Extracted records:
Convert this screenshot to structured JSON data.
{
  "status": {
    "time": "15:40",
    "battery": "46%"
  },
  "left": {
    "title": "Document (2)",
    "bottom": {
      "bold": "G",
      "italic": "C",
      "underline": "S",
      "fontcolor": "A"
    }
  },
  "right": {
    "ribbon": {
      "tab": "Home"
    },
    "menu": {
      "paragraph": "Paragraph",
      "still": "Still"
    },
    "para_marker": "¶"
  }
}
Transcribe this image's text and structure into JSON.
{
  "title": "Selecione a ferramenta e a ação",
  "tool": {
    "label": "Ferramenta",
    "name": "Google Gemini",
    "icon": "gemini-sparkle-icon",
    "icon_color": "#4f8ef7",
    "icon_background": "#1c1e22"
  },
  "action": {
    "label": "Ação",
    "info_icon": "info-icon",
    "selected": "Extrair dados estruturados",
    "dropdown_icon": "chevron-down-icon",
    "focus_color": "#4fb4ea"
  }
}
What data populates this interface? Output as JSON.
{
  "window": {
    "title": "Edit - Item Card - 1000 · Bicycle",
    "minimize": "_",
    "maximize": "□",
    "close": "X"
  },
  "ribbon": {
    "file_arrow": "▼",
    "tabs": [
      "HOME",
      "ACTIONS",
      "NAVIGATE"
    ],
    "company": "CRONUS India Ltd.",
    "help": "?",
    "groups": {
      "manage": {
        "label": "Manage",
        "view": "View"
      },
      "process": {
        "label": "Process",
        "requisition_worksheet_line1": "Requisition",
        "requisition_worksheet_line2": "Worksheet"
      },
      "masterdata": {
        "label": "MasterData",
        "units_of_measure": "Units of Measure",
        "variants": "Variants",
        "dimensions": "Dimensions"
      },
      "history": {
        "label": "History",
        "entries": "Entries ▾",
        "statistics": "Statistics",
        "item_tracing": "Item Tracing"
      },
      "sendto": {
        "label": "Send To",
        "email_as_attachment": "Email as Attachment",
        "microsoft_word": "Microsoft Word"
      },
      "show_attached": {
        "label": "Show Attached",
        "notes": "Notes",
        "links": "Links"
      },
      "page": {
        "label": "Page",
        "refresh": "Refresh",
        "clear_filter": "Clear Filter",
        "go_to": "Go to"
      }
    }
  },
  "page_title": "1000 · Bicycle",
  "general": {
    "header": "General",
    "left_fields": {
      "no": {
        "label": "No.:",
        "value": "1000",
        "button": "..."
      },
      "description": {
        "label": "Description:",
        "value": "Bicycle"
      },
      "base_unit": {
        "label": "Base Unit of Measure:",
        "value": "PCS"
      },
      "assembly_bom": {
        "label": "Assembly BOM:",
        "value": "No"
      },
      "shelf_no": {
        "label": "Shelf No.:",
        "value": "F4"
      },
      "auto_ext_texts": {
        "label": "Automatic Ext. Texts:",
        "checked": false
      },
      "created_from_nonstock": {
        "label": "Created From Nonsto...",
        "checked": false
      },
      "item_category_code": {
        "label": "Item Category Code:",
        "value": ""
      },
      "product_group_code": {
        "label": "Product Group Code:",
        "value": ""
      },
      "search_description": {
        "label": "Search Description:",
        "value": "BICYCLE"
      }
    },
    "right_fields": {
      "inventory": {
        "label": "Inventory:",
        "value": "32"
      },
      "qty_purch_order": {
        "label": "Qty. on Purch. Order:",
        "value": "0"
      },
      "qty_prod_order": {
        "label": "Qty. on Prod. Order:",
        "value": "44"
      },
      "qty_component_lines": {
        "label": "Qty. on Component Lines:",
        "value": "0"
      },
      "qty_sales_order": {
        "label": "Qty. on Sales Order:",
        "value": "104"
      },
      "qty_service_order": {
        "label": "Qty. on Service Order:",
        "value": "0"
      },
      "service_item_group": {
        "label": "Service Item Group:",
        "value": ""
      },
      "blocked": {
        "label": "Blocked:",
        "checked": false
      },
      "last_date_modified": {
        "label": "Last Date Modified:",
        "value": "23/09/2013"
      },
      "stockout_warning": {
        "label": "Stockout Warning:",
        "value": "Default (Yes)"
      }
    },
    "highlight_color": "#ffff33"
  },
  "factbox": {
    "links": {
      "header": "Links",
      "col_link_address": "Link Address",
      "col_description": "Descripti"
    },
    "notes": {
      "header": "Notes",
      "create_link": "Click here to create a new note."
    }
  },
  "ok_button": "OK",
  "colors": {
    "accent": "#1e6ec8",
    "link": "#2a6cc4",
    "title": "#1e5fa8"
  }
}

§ Task prompt
Across the entries, how many lines contain "header"? Reply with the number only.

§ Correct result
3